[Exercise brief]:
Each line should be copied exactly.

>> start Available data

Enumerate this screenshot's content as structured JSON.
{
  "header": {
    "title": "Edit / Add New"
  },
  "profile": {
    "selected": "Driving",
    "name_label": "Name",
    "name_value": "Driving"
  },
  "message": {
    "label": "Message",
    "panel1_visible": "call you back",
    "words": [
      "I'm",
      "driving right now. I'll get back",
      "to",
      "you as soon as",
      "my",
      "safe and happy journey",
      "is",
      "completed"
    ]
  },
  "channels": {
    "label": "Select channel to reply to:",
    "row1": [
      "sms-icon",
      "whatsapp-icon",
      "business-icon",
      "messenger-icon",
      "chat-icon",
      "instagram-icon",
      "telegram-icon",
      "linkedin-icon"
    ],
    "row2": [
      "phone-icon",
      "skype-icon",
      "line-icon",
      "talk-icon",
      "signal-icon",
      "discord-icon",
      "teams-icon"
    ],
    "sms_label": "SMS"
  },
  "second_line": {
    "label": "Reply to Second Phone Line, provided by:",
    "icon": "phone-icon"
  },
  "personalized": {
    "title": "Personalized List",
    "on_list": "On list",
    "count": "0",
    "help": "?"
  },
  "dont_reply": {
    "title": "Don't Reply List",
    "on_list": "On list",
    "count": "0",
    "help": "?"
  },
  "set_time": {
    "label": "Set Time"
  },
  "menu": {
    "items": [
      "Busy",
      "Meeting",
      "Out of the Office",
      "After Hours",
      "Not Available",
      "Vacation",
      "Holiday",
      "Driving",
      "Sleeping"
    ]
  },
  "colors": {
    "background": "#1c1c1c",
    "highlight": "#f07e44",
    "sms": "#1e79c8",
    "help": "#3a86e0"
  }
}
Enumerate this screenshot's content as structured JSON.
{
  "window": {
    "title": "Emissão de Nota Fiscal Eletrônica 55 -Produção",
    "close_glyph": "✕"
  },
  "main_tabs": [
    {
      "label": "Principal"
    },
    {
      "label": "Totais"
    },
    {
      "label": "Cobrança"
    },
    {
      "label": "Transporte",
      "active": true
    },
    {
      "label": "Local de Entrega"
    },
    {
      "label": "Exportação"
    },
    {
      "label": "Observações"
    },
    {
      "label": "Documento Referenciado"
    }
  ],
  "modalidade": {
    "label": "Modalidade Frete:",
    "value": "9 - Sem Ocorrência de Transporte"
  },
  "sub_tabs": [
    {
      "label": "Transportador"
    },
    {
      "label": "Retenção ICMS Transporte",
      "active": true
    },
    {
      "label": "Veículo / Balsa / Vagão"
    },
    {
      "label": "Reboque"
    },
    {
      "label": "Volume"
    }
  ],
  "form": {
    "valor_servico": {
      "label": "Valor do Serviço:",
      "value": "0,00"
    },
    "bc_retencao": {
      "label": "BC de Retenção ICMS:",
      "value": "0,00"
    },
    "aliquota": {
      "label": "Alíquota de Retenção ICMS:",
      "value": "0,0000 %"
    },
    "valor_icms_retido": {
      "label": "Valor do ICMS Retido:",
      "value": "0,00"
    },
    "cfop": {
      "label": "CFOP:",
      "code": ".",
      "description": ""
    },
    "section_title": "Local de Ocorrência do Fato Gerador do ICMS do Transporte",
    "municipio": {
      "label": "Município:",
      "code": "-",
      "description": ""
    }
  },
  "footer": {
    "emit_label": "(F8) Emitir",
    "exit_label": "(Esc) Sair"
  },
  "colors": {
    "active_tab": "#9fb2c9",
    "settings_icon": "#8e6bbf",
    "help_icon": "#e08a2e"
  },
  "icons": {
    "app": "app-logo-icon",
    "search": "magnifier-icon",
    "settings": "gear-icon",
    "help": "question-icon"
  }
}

>> end Available data

[Solution]:
Enumerate this screenshot's content as structured JSON.
{
  "header": {
    "title": "Edit / Add New"
  },
  "profile": {
    "selected": "Driving",
    "name_label": "Name",
    "name_value": "Driving"
  },
  "message": {
    "label": "Message",
    "panel1_visible": "call you back",
    "words": [
      "I'm",
      "driving right now. I'll get back",
      "to",
      "you as soon as",
      "my",
      "safe and happy journey",
      "is",
      "completed"
    ]
  },
  "channels": {
    "label": "Select channel to reply to:",
    "row1": [
      "sms-icon",
      "whatsapp-icon",
      "business-icon",
      "messenger-icon",
      "chat-icon",
      "instagram-icon",
      "telegram-icon",
      "linkedin-icon"
    ],
    "row2": [
      "phone-icon",
      "skype-icon",
      "line-icon",
      "talk-icon",
      "signal-icon",
      "discord-icon",
      "teams-icon"
    ],
    "sms_label": "SMS"
  },
  "second_line": {
    "label": "Reply to Second Phone Line, provided by:",
    "icon": "phone-icon"
  },
  "personalized": {
    "title": "Personalized List",
    "on_list": "On list",
    "count": "0",
    "help": "?"
  },
  "dont_reply": {
    "title": "Don't Reply List",
    "on_list": "On list",
    "count": "0",
    "help": "?"
  },
  "set_time": {
    "label": "Set Time"
  },
  "menu": {
    "items": [
      "Busy",
      "Meeting",
      "Out of the Office",
      "After Hours",
      "Not Available",
      "Vacation",
      "Holiday",
      "Driving",
      "Sleeping"
    ]
  },
  "colors": {
    "background": "#1c1c1c",
    "highlight": "#f07e44",
    "sms": "#1e79c8",
    "help": "#3a86e0"
  }
}
Enumerate this screenshot's content as structured JSON.
{
  "window": {
    "title": "Emissão de Nota Fiscal Eletrônica 55 -Produção",
    "close_glyph": "✕"
  },
  "main_tabs": [
    {
      "label": "Principal"
    },
    {
      "label": "Totais"
    },
    {
      "label": "Cobrança"
    },
    {
      "label": "Transporte",
      "active": true
    },
    {
      "label": "Local de Entrega"
    },
    {
      "label": "Exportação"
    },
    {
      "label": "Observações"
    },
    {
      "label": "Documento Referenciado"
    }
  ],
  "modalidade": {
    "label": "Modalidade Frete:",
    "value": "9 - Sem Ocorrência de Transporte"
  },
  "sub_tabs": [
    {
      "label": "Transportador"
    },
    {
      "label": "Retenção ICMS Transporte",
      "active": true
    },
    {
      "label": "Veículo / Balsa / Vagão"
    },
    {
      "label": "Reboque"
    },
    {
      "label": "Volume"
    }
  ],
  "form": {
    "valor_servico": {
      "label": "Valor do Serviço:",
      "value": "0,00"
    },
    "bc_retencao": {
      "label": "BC de Retenção ICMS:",
      "value": "0,00"
    },
    "aliquota": {
      "label": "Alíquota de Retenção ICMS:",
      "value": "0,0000 %"
    },
    "valor_icms_retido": {
      "label": "Valor do ICMS Retido:",
      "value": "0,00"
    },
    "cfop": {
      "label": "CFOP:",
      "code": ".",
      "description": ""
    },
    "section_title": "Local de Ocorrência do Fato Gerador do ICMS do Transporte",
    "municipio": {
      "label": "Município:",
      "code": "-",
      "description": ""
    }
  },
  "footer": {
    "emit_label": "(F8) Emitir",
    "exit_label": "(Esc) Sair"
  },
  "colors": {
    "active_tab": "#9fb2c9",
    "settings_icon": "#8e6bbf",
    "help_icon": "#e08a2e"
  },
  "icons": {
    "app": "app-logo-icon",
    "search": "magnifier-icon",
    "settings": "gear-icon",
    "help": "question-icon"
  }
}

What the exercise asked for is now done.